Request:
Set down each record below precisely, skipping the pictures.

<<<<

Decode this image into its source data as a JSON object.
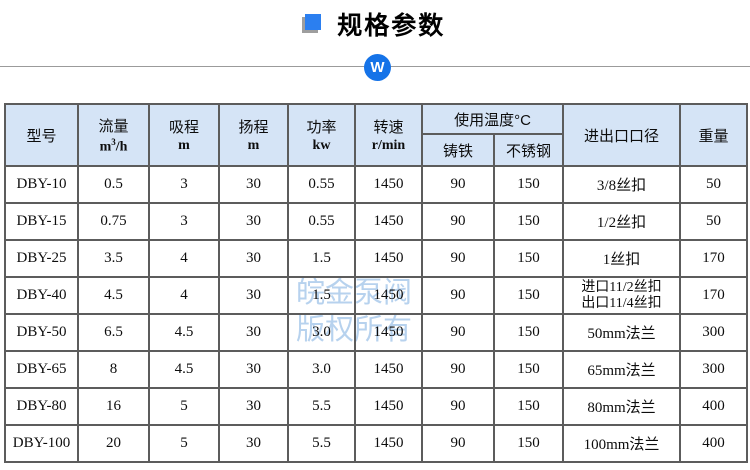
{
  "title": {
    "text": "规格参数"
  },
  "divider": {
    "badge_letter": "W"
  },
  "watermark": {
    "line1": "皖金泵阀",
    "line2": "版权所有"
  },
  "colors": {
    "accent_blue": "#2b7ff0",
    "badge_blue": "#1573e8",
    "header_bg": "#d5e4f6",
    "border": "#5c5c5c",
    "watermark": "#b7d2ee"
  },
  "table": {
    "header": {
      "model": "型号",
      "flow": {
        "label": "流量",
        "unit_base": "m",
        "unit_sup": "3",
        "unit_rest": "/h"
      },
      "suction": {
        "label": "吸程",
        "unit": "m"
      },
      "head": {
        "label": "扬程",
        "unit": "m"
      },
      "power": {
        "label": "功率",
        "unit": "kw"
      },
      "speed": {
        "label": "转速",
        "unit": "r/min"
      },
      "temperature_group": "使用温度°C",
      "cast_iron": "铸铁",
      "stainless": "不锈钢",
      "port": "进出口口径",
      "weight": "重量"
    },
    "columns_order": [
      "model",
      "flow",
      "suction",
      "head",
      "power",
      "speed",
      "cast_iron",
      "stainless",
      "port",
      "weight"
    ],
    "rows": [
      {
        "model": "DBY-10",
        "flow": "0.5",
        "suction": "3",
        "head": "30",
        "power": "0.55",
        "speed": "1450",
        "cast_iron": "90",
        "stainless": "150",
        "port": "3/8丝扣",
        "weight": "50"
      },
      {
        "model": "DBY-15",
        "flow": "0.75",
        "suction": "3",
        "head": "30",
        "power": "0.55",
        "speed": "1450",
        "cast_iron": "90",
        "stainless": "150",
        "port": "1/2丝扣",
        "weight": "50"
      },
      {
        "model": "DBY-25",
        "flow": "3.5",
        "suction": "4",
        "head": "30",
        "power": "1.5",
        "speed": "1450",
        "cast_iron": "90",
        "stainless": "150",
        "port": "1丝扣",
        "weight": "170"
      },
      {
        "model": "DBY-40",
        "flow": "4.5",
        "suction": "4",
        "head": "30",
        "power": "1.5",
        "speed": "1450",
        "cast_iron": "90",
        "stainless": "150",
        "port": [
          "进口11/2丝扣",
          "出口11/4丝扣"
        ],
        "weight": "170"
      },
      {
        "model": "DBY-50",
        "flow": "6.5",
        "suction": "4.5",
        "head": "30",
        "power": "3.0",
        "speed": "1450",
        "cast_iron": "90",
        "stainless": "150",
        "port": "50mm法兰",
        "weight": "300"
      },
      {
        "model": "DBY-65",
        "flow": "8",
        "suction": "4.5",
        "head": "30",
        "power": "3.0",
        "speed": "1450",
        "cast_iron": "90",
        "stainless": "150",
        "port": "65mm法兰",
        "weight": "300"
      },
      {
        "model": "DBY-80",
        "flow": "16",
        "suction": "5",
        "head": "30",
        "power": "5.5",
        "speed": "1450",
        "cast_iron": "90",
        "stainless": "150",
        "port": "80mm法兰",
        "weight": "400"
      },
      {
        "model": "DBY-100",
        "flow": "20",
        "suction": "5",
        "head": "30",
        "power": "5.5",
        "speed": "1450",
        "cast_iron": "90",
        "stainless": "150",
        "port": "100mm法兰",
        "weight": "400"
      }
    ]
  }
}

>>>>

The response:
Decode this image into its source data as a JSON object.
{
  "title": {
    "text": "规格参数"
  },
  "divider": {
    "badge_letter": "W"
  },
  "watermark": {
    "line1": "皖金泵阀",
    "line2": "版权所有"
  },
  "colors": {
    "accent_blue": "#2b7ff0",
    "badge_blue": "#1573e8",
    "header_bg": "#d5e4f6",
    "border": "#5c5c5c",
    "watermark": "#b7d2ee"
  },
  "table": {
    "header": {
      "model": "型号",
      "flow": {
        "label": "流量",
        "unit_base": "m",
        "unit_sup": "3",
        "unit_rest": "/h"
      },
      "suction": {
        "label": "吸程",
        "unit": "m"
      },
      "head": {
        "label": "扬程",
        "unit": "m"
      },
      "power": {
        "label": "功率",
        "unit": "kw"
      },
      "speed": {
        "label": "转速",
        "unit": "r/min"
      },
      "temperature_group": "使用温度°C",
      "cast_iron": "铸铁",
      "stainless": "不锈钢",
      "port": "进出口口径",
      "weight": "重量"
    },
    "columns_order": [
      "model",
      "flow",
      "suction",
      "head",
      "power",
      "speed",
      "cast_iron",
      "stainless",
      "port",
      "weight"
    ],
    "rows": [
      {
        "model": "DBY-10",
        "flow": "0.5",
        "suction": "3",
        "head": "30",
        "power": "0.55",
        "speed": "1450",
        "cast_iron": "90",
        "stainless": "150",
        "port": "3/8丝扣",
        "weight": "50"
      },
      {
        "model": "DBY-15",
        "flow": "0.75",
        "suction": "3",
        "head": "30",
        "power": "0.55",
        "speed": "1450",
        "cast_iron": "90",
        "stainless": "150",
        "port": "1/2丝扣",
        "weight": "50"
      },
      {
        "model": "DBY-25",
        "flow": "3.5",
        "suction": "4",
        "head": "30",
        "power": "1.5",
        "speed": "1450",
        "cast_iron": "90",
        "stainless": "150",
        "port": "1丝扣",
        "weight": "170"
      },
      {
        "model": "DBY-40",
        "flow": "4.5",
        "suction": "4",
        "head": "30",
        "power": "1.5",
        "speed": "1450",
        "cast_iron": "90",
        "stainless": "150",
        "port": [
          "进口11/2丝扣",
          "出口11/4丝扣"
        ],
        "weight": "170"
      },
      {
        "model": "DBY-50",
        "flow": "6.5",
        "suction": "4.5",
        "head": "30",
        "power": "3.0",
        "speed": "1450",
        "cast_iron": "90",
        "stainless": "150",
        "port": "50mm法兰",
        "weight": "300"
      },
      {
        "model": "DBY-65",
        "flow": "8",
        "suction": "4.5",
        "head": "30",
        "power": "3.0",
        "speed": "1450",
        "cast_iron": "90",
        "stainless": "150",
        "port": "65mm法兰",
        "weight": "300"
      },
      {
        "model": "DBY-80",
        "flow": "16",
        "suction": "5",
        "head": "30",
        "power": "5.5",
        "speed": "1450",
        "cast_iron": "90",
        "stainless": "150",
        "port": "80mm法兰",
        "weight": "400"
      },
      {
        "model": "DBY-100",
        "flow": "20",
        "suction": "5",
        "head": "30",
        "power": "5.5",
        "speed": "1450",
        "cast_iron": "90",
        "stainless": "150",
        "port": "100mm法兰",
        "weight": "400"
      }
    ]
  }
}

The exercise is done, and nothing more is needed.